__Problem details__
Exactly reproduce each entry, leaving out nothing.

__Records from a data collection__
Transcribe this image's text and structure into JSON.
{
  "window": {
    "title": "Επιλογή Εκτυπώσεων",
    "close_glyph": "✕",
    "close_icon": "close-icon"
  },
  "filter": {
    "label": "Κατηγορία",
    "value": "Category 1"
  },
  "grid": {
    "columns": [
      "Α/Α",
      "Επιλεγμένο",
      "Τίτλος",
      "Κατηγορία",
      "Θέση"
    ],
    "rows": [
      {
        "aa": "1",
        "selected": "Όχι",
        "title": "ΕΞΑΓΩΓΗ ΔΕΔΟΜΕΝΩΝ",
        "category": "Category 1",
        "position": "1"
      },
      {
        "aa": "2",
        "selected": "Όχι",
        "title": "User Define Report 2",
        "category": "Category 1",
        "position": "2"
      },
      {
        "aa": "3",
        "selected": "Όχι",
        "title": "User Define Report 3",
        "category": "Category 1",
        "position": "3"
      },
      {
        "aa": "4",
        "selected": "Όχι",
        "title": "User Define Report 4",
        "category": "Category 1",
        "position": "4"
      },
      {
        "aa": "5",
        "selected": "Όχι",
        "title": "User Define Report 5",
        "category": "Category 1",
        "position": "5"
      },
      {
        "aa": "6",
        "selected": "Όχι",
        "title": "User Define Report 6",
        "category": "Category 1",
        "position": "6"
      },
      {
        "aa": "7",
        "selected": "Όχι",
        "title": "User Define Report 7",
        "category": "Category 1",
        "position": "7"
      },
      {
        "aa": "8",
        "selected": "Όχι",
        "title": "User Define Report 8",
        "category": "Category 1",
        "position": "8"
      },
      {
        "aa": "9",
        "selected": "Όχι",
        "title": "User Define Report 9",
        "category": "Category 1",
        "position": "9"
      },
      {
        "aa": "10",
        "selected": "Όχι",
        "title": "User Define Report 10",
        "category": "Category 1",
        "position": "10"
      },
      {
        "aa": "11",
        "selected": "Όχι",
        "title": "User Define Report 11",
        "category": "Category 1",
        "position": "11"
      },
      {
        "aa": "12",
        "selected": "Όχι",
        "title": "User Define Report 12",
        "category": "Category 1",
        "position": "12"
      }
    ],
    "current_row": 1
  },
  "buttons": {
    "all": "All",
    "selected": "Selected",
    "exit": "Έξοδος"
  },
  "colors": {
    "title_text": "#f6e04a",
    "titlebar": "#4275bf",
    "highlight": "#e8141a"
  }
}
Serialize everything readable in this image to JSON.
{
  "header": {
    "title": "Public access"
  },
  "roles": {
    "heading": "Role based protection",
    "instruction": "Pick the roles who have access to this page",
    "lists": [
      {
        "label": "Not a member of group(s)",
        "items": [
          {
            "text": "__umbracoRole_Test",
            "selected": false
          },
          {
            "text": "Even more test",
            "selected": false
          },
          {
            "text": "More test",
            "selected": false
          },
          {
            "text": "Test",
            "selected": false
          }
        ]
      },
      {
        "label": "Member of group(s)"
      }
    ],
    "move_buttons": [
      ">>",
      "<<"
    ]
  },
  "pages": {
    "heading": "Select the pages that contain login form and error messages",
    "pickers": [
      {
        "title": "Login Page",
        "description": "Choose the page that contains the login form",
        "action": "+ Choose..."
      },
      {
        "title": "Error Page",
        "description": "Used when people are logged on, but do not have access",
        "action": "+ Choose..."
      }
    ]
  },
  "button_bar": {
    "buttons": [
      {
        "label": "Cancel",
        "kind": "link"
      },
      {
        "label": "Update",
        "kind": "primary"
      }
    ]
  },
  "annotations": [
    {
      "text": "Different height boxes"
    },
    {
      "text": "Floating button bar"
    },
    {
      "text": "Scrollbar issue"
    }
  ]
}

__Result of the task__
Transcribe this image's text and structure into JSON.
{
  "window": {
    "title": "Επιλογή Εκτυπώσεων",
    "close_glyph": "✕",
    "close_icon": "close-icon"
  },
  "filter": {
    "label": "Κατηγορία",
    "value": "Category 1"
  },
  "grid": {
    "columns": [
      "Α/Α",
      "Επιλεγμένο",
      "Τίτλος",
      "Κατηγορία",
      "Θέση"
    ],
    "rows": [
      {
        "aa": "1",
        "selected": "Όχι",
        "title": "ΕΞΑΓΩΓΗ ΔΕΔΟΜΕΝΩΝ",
        "category": "Category 1",
        "position": "1"
      },
      {
        "aa": "2",
        "selected": "Όχι",
        "title": "User Define Report 2",
        "category": "Category 1",
        "position": "2"
      },
      {
        "aa": "3",
        "selected": "Όχι",
        "title": "User Define Report 3",
        "category": "Category 1",
        "position": "3"
      },
      {
        "aa": "4",
        "selected": "Όχι",
        "title": "User Define Report 4",
        "category": "Category 1",
        "position": "4"
      },
      {
        "aa": "5",
        "selected": "Όχι",
        "title": "User Define Report 5",
        "category": "Category 1",
        "position": "5"
      },
      {
        "aa": "6",
        "selected": "Όχι",
        "title": "User Define Report 6",
        "category": "Category 1",
        "position": "6"
      },
      {
        "aa": "7",
        "selected": "Όχι",
        "title": "User Define Report 7",
        "category": "Category 1",
        "position": "7"
      },
      {
        "aa": "8",
        "selected": "Όχι",
        "title": "User Define Report 8",
        "category": "Category 1",
        "position": "8"
      },
      {
        "aa": "9",
        "selected": "Όχι",
        "title": "User Define Report 9",
        "category": "Category 1",
        "position": "9"
      },
      {
        "aa": "10",
        "selected": "Όχι",
        "title": "User Define Report 10",
        "category": "Category 1",
        "position": "10"
      },
      {
        "aa": "11",
        "selected": "Όχι",
        "title": "User Define Report 11",
        "category": "Category 1",
        "position": "11"
      },
      {
        "aa": "12",
        "selected": "Όχι",
        "title": "User Define Report 12",
        "category": "Category 1",
        "position": "12"
      }
    ],
    "current_row": 1
  },
  "buttons": {
    "all": "All",
    "selected": "Selected",
    "exit": "Έξοδος"
  },
  "colors": {
    "title_text": "#f6e04a",
    "titlebar": "#4275bf",
    "highlight": "#e8141a"
  }
}
Serialize everything readable in this image to JSON.
{
  "header": {
    "title": "Public access"
  },
  "roles": {
    "heading": "Role based protection",
    "instruction": "Pick the roles who have access to this page",
    "lists": [
      {
        "label": "Not a member of group(s)",
        "items": [
          {
            "text": "__umbracoRole_Test",
            "selected": false
          },
          {
            "text": "Even more test",
            "selected": false
          },
          {
            "text": "More test",
            "selected": false
          },
          {
            "text": "Test",
            "selected": false
          }
        ]
      },
      {
        "label": "Member of group(s)"
      }
    ],
    "move_buttons": [
      ">>",
      "<<"
    ]
  },
  "pages": {
    "heading": "Select the pages that contain login form and error messages",
    "pickers": [
      {
        "title": "Login Page",
        "description": "Choose the page that contains the login form",
        "action": "+ Choose..."
      },
      {
        "title": "Error Page",
        "description": "Used when people are logged on, but do not have access",
        "action": "+ Choose..."
      }
    ]
  },
  "button_bar": {
    "buttons": [
      {
        "label": "Cancel",
        "kind": "link"
      },
      {
        "label": "Update",
        "kind": "primary"
      }
    ]
  },
  "annotations": [
    {
      "text": "Different height boxes"
    },
    {
      "text": "Floating button bar"
    },
    {
      "text": "Scrollbar issue"
    }
  ]
}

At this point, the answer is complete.